*Records for the task*
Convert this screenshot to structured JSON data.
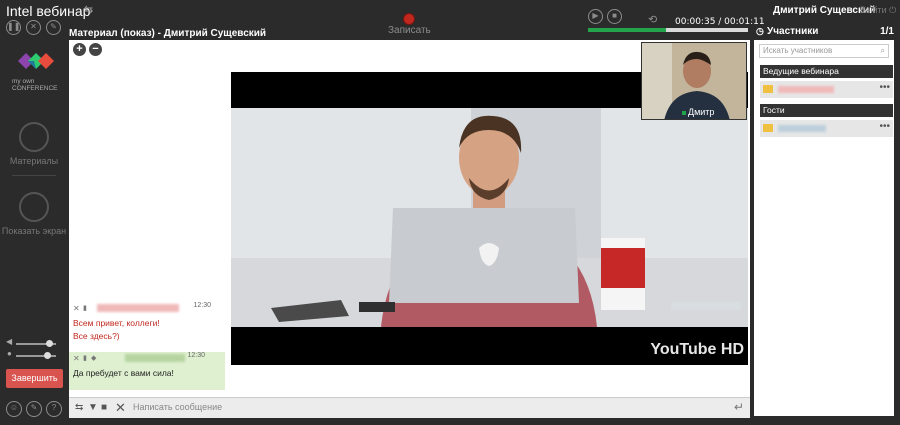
{
  "header": {
    "app_title": "Intel вебинар",
    "record_label": "Записать",
    "timer": "00:00:35 / 00:01:11",
    "progress": 0.49,
    "username": "Дмитрий Сущевский",
    "logout_label": "Выйти",
    "accent_color": "#23a44a",
    "record_color": "#c0281f"
  },
  "sidebar": {
    "logo_text_line1": "my own",
    "logo_text_line2": "CONFERENCE",
    "materials_label": "Материалы",
    "share_screen_label": "Показать экран",
    "finish_label": "Завершить"
  },
  "material": {
    "title": "Материал (показ) - Дмитрий Сущевский",
    "webcam_name": "Дмитр",
    "video_brand": "YouTube HD"
  },
  "chat": {
    "messages": [
      {
        "time": "12:30",
        "lines": [
          "Всем привет, коллеги!",
          "Все здесь?)"
        ],
        "text_color": "#c0281f",
        "background": "#ffffff"
      },
      {
        "time": "12:30",
        "lines": [
          "Да пребудет с вами сила!"
        ],
        "text_color": "#222222",
        "background": "#dff0d0"
      }
    ],
    "input_placeholder": "Написать сообщение"
  },
  "participants": {
    "title": "Участники",
    "count": "1/1",
    "search_placeholder": "Искать участников",
    "hosts_label": "Ведущие вебинара",
    "guests_label": "Гости"
  }
}
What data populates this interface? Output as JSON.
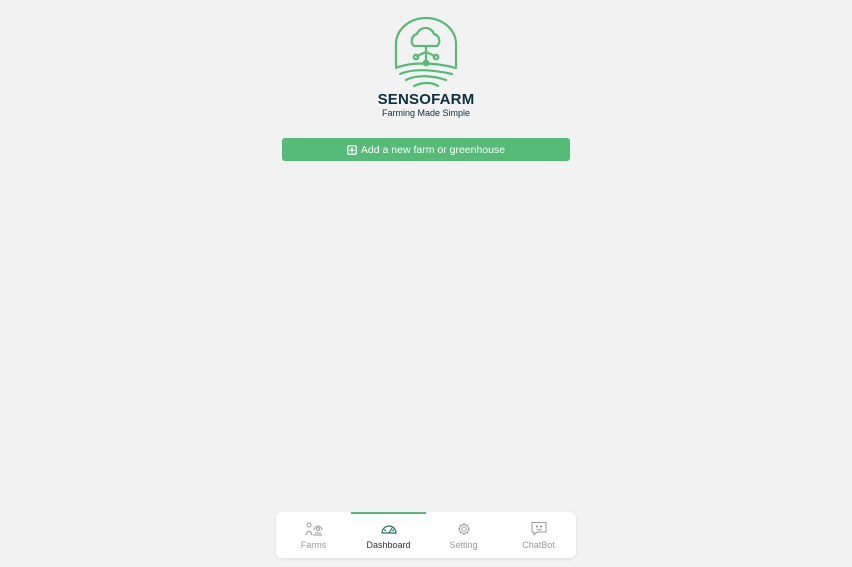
{
  "brand": {
    "name": "SENSOFARM",
    "tagline": "Farming Made Simple"
  },
  "actions": {
    "add_farm_label": "Add a new farm or greenhouse"
  },
  "nav": {
    "items": [
      {
        "label": "Farms",
        "icon": "farm-icon"
      },
      {
        "label": "Dashboard",
        "icon": "gauge-icon",
        "active": true
      },
      {
        "label": "Setting",
        "icon": "gear-icon"
      },
      {
        "label": "ChatBot",
        "icon": "chat-icon"
      }
    ]
  },
  "colors": {
    "accent": "#55bb77",
    "brand_text": "#0f2f3f",
    "background": "#f2f2f2"
  }
}
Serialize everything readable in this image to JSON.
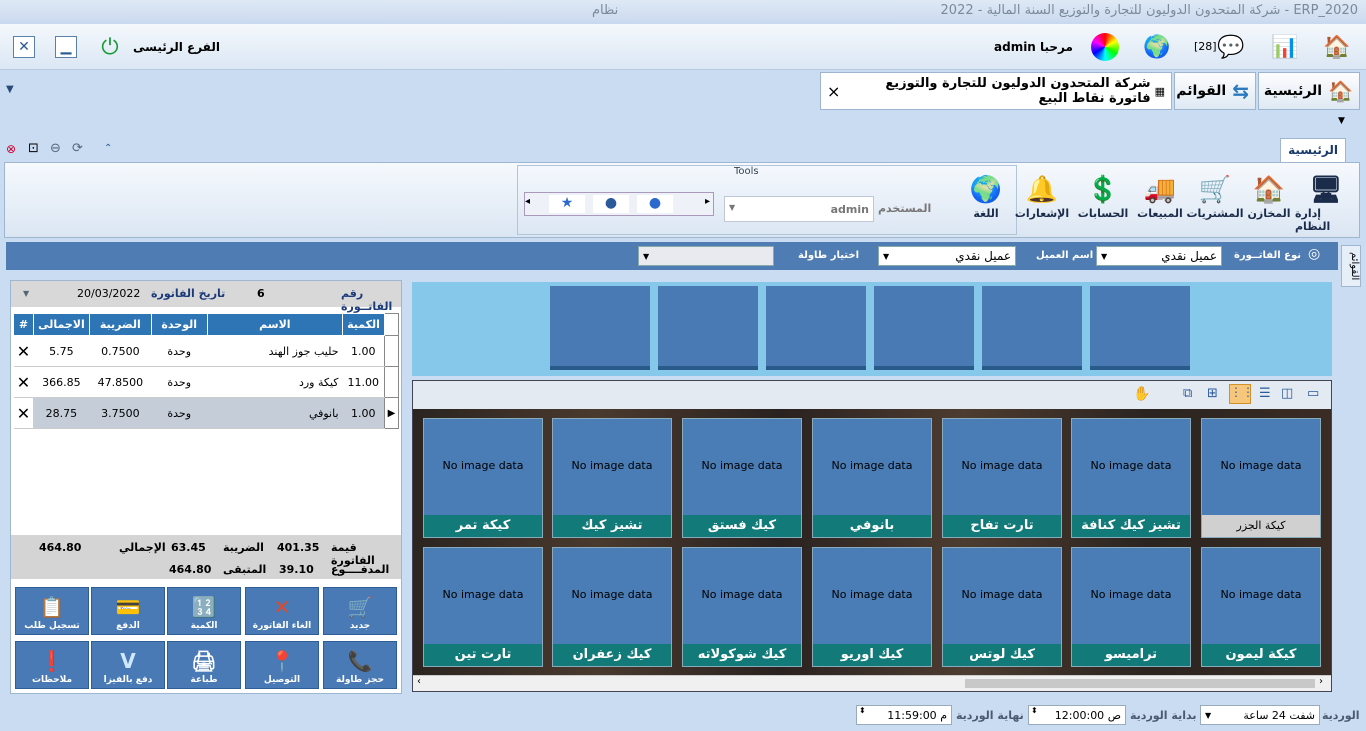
{
  "title_bar": {
    "title": "ERP_2020 - شركة المتحدون الدوليون للتجارة والتوزيع السنة المالية - 2022",
    "system": "نظام"
  },
  "top_bar": {
    "branch": "الفرع الرئيسى",
    "welcome": "مرحبا",
    "user": "admin",
    "messages_count": "[28]"
  },
  "tabs": {
    "home": "الرئيسية",
    "lists": "القوائم",
    "invoice": "شركة المتحدون الدوليون للتجارة والتوزيع فاتورة نقاط البيع",
    "close": "×"
  },
  "ribbon": {
    "active_tab": "الرئيسية",
    "group_label": "Tools",
    "buttons": [
      "إدارة النظام",
      "المخازن",
      "المشتريات",
      "المبيعات",
      "الحسابات",
      "الإشعارات",
      "اللغة"
    ],
    "user_label": "المستخدم",
    "user_value": "admin"
  },
  "filter_bar": {
    "invoice_type_label": "نوع الفاتــورة",
    "invoice_type_value": "عميل نقدي",
    "customer_label": "اسم العميل",
    "customer_value": "عميل نقدي",
    "table_label": "اختيار طاولة",
    "table_value": ""
  },
  "side_tab": "القوائم",
  "invoice": {
    "number_label": "رقم الفاتــورة",
    "number": "6",
    "date_label": "تاريخ الفاتورة",
    "date": "20/03/2022",
    "columns": [
      "الكمية",
      "الاسم",
      "الوحدة",
      "الضريبة",
      "الاجمالى",
      "#"
    ],
    "rows": [
      {
        "qty": "1.00",
        "name": "حليب جوز الهند",
        "unit": "وحدة",
        "tax": "0.7500",
        "total": "5.75"
      },
      {
        "qty": "11.00",
        "name": "كيكة ورد",
        "unit": "وحدة",
        "tax": "47.8500",
        "total": "366.85"
      },
      {
        "qty": "1.00",
        "name": "بانوفي",
        "unit": "وحدة",
        "tax": "3.7500",
        "total": "28.75"
      }
    ],
    "totals": {
      "invoice_value_label": "قيمة الفاتورة",
      "invoice_value": "401.35",
      "tax_label": "الضريبة",
      "tax": "63.45",
      "grand_label": "الإجمالي",
      "grand": "464.80",
      "paid_label": "المدفــــوع",
      "paid": "39.10",
      "remaining_label": "المتبقى",
      "remaining": "464.80"
    }
  },
  "actions": [
    {
      "label": "جديد",
      "icon": "cart-icon"
    },
    {
      "label": "الغاء الفاتورة",
      "icon": "x-icon"
    },
    {
      "label": "الكمية",
      "icon": "numbers-icon"
    },
    {
      "label": "الدفع",
      "icon": "card-icon"
    },
    {
      "label": "تسجيل طلب",
      "icon": "order-icon"
    },
    {
      "label": "حجز طاولة",
      "icon": "phone-icon"
    },
    {
      "label": "التوصيل",
      "icon": "map-icon"
    },
    {
      "label": "طباعة",
      "icon": "printer-icon"
    },
    {
      "label": "دفع بالفيزا",
      "icon": "visa-icon"
    },
    {
      "label": "ملاحظات",
      "icon": "note-icon"
    }
  ],
  "no_image": "No image data",
  "products_row1": [
    "كيكة الجزر",
    "تشيز كيك كنافة",
    "تارت تفاح",
    "بانوفي",
    "كيك فستق",
    "تشيز كيك",
    "كيكة تمر"
  ],
  "products_row2": [
    "كيكة ليمون",
    "تراميسو",
    "كيك لوتس",
    "كيك اوريو",
    "كيك شوكولاته",
    "كيك زعفران",
    "تارت تين"
  ],
  "status_bar": {
    "shift_label": "الوردية",
    "shift_value": "شفت 24 ساعة",
    "start_label": "بداية الوردية",
    "start_value": "12:00:00 ص",
    "end_label": "نهاية الوردية",
    "end_value": "11:59:00 م"
  },
  "colors": {
    "accent": "#2e75b6",
    "tile": "#4a7cb6",
    "tile_label": "#137a7a"
  }
}
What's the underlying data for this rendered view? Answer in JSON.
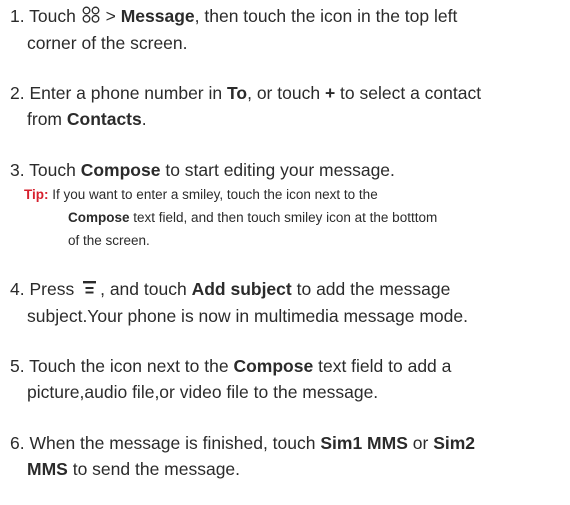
{
  "steps": [
    {
      "num": "1.",
      "t1": "Touch",
      "icon": "apps-grid-icon",
      "t2": ">",
      "b1": "Message",
      "t3": ", then touch the icon in the top left",
      "t4": "corner of the screen."
    },
    {
      "num": "2.",
      "t1": "Enter a phone number in",
      "b1": "To",
      "t2": ", or touch",
      "b2": "+",
      "t3": "to select a contact",
      "t4": "from",
      "b3": "Contacts",
      "t5": "."
    },
    {
      "num": "3.",
      "t1": "Touch",
      "b1": "Compose",
      "t2": "to start editing your message."
    },
    {
      "num": "4.",
      "t1": "Press",
      "icon": "menu-icon",
      "t2": ", and touch",
      "b1": "Add subject",
      "t3": "to add the message",
      "t4": "subject.Your phone is now in multimedia message mode."
    },
    {
      "num": "5.",
      "t1": "Touch the icon next to the",
      "b1": "Compose",
      "t2": "text field to add a",
      "t3": "picture,audio file,or video file to the message."
    },
    {
      "num": "6.",
      "t1": "When the message is finished, touch",
      "b1": "Sim1 MMS",
      "t2": "or",
      "b2": "Sim2",
      "b3": "MMS",
      "t3": "to send the message."
    }
  ],
  "tip": {
    "label": "Tip:",
    "t1": "If you want to enter a smiley, touch the icon next to the",
    "b1": "Compose",
    "t2": "text field, and then touch smiley icon at the botttom",
    "t3": "of the screen."
  },
  "colors": {
    "text": "#2b2b2b",
    "tip_label": "#d6202e"
  }
}
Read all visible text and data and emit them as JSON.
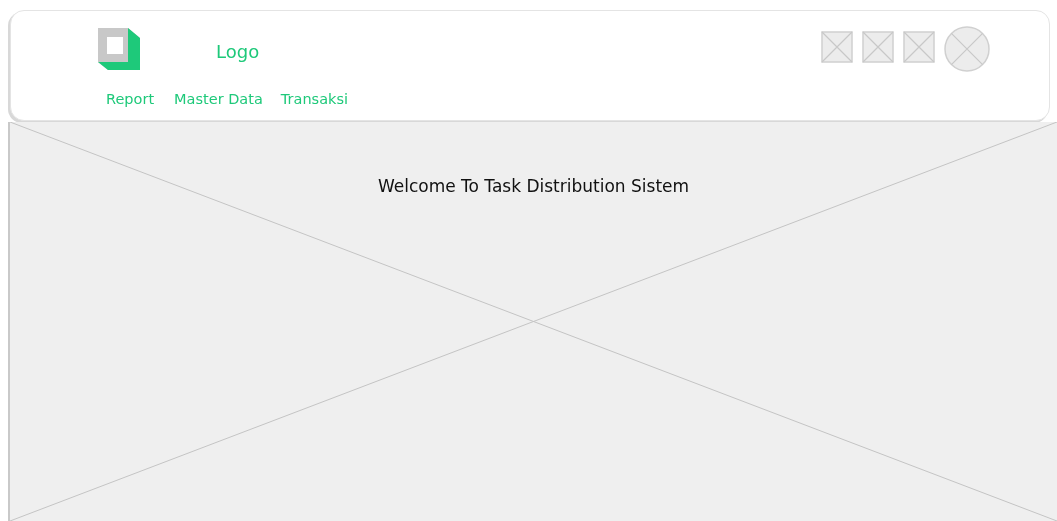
{
  "header": {
    "logo_text": "Logo",
    "nav": [
      "Report",
      "Master Data",
      "Transaksi"
    ]
  },
  "hero": {
    "title": "Welcome To Task Distribution Sistem"
  }
}
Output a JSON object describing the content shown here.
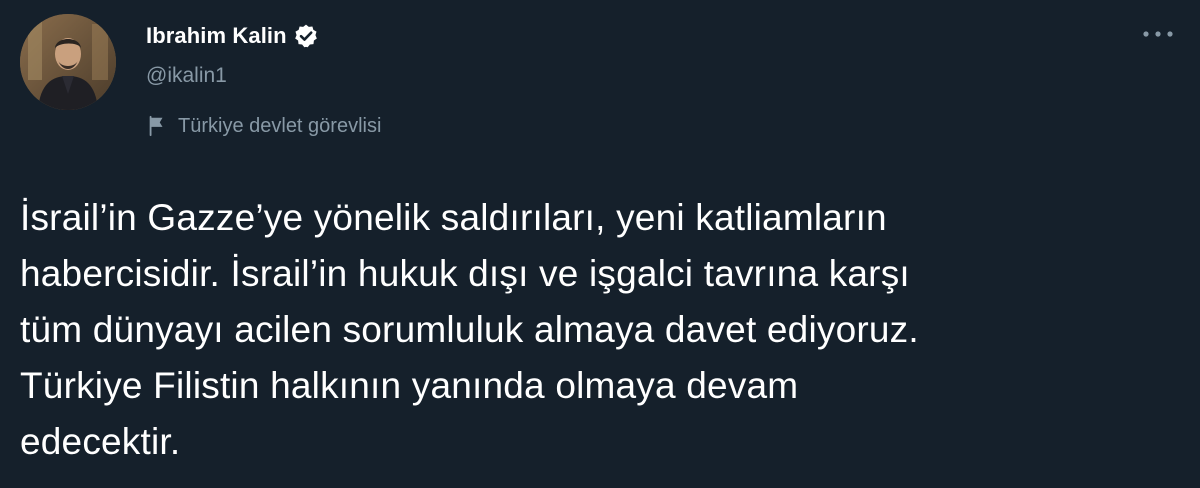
{
  "author": {
    "display_name": "Ibrahim Kalin",
    "handle": "@ikalin1",
    "verified_icon": "verified-badge-icon",
    "label": "Türkiye devlet görevlisi",
    "label_icon": "flag-icon"
  },
  "menu": {
    "icon": "more-horizontal-icon"
  },
  "tweet": {
    "text": "İsrail’in Gazze’ye yönelik saldırıları, yeni katliamların\nhabercisidir. İsrail’in hukuk dışı ve işgalci tavrına karşı\ntüm dünyayı acilen sorumluluk almaya davet ediyoruz.\nTürkiye Filistin halkının yanında olmaya devam\nedecektir."
  },
  "colors": {
    "background": "#15202b",
    "primary_text": "#ffffff",
    "secondary_text": "#8899a6"
  }
}
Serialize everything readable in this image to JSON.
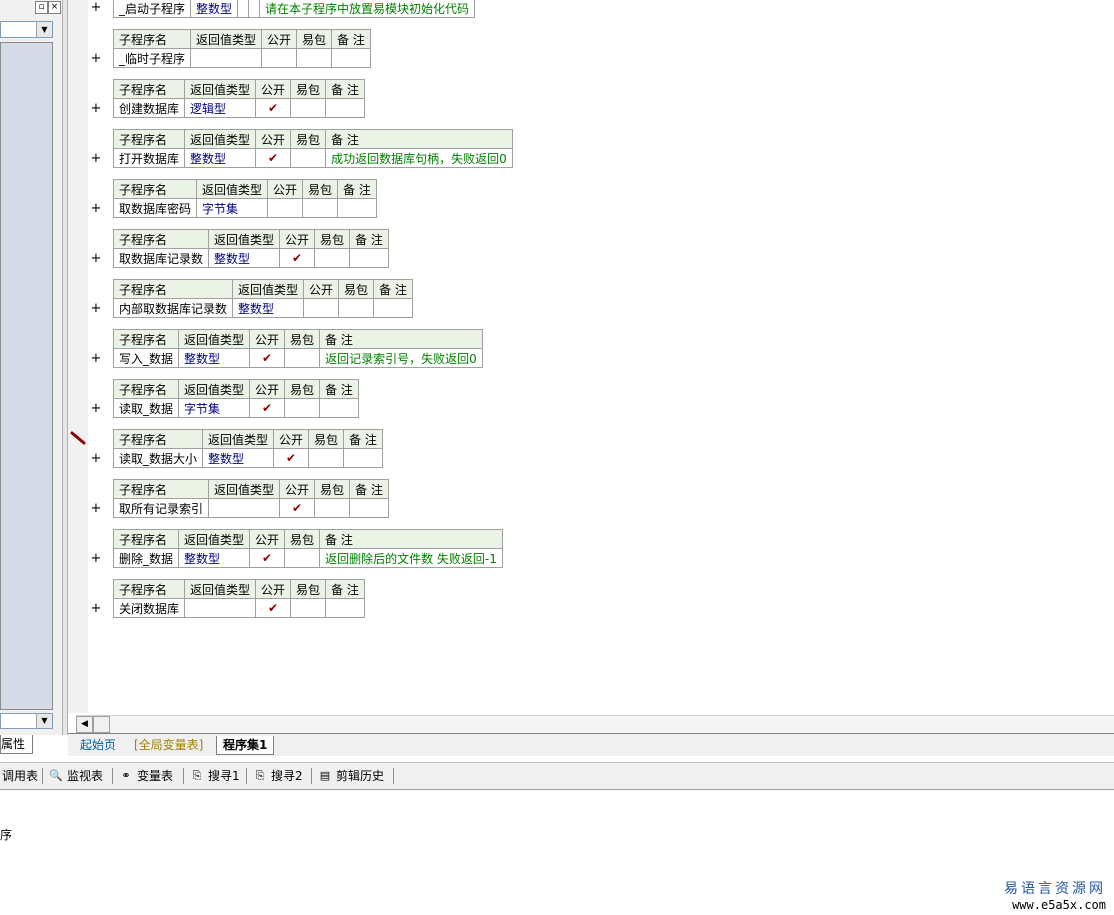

*Task goal*
Report how many lines of the entries hold the string "الفاتورة". Provide the number alone.

*Output of the exercise*
3